◆ REQUIREMENTS
Repeat the records below exactly, leaving out every picture.

◆ ENTRIES SUPPLIED
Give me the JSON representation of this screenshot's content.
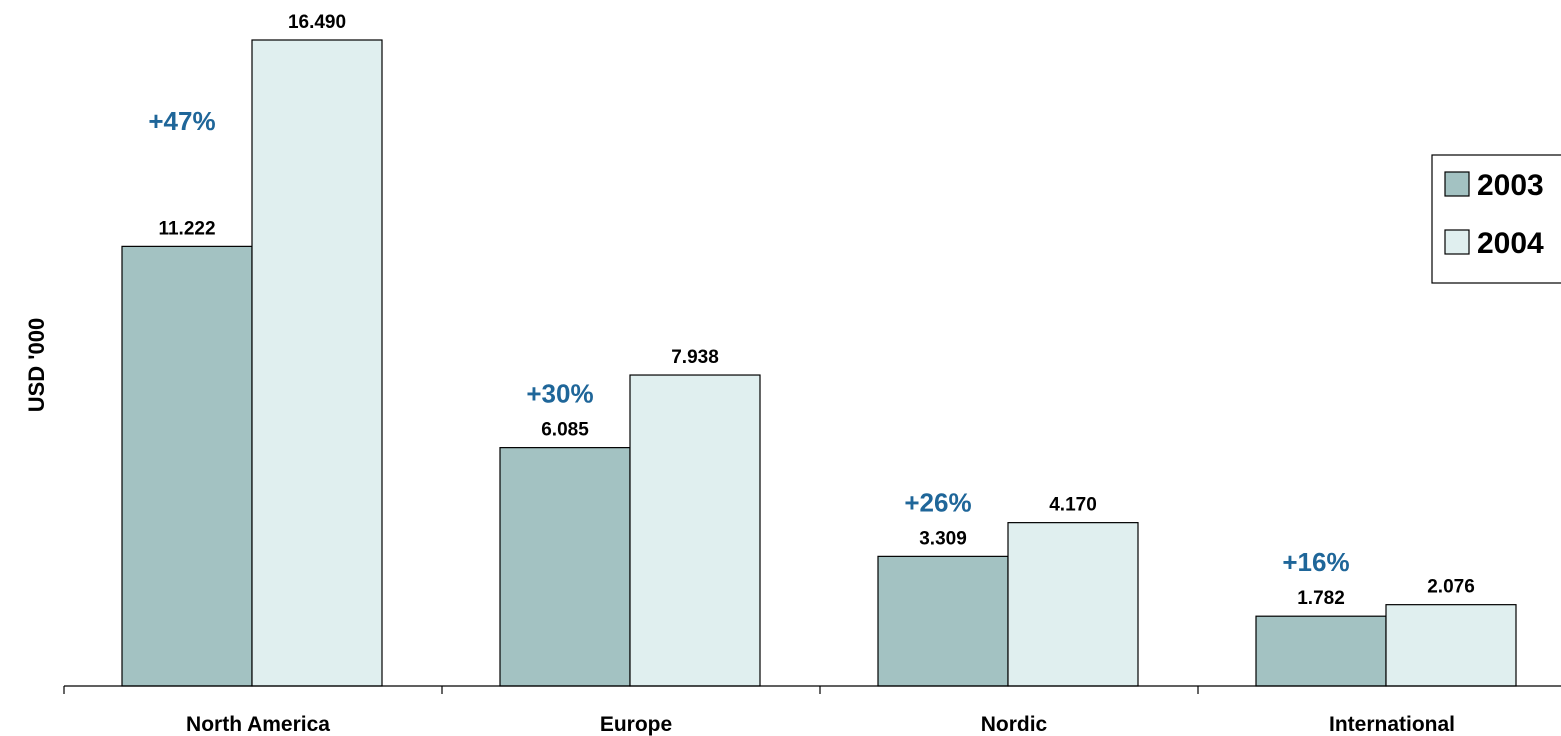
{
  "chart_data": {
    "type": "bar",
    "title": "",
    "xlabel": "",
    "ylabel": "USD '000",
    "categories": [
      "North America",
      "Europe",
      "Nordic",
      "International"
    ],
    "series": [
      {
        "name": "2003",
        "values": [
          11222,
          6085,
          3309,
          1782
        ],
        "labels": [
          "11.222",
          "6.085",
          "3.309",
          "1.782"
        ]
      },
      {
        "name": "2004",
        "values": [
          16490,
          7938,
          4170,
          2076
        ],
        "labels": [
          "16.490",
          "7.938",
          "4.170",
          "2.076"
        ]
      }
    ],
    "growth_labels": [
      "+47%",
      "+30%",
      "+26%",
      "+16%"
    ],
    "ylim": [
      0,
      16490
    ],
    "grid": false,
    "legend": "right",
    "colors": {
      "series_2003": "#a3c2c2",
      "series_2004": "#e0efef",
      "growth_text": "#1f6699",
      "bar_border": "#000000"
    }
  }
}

◆ CORRECT RESULT
Give me the JSON representation of this screenshot's content.
{
  "chart_data": {
    "type": "bar",
    "title": "",
    "xlabel": "",
    "ylabel": "USD '000",
    "categories": [
      "North America",
      "Europe",
      "Nordic",
      "International"
    ],
    "series": [
      {
        "name": "2003",
        "values": [
          11222,
          6085,
          3309,
          1782
        ],
        "labels": [
          "11.222",
          "6.085",
          "3.309",
          "1.782"
        ]
      },
      {
        "name": "2004",
        "values": [
          16490,
          7938,
          4170,
          2076
        ],
        "labels": [
          "16.490",
          "7.938",
          "4.170",
          "2.076"
        ]
      }
    ],
    "growth_labels": [
      "+47%",
      "+30%",
      "+26%",
      "+16%"
    ],
    "ylim": [
      0,
      16490
    ],
    "grid": false,
    "legend": "right",
    "colors": {
      "series_2003": "#a3c2c2",
      "series_2004": "#e0efef",
      "growth_text": "#1f6699",
      "bar_border": "#000000"
    }
  }
}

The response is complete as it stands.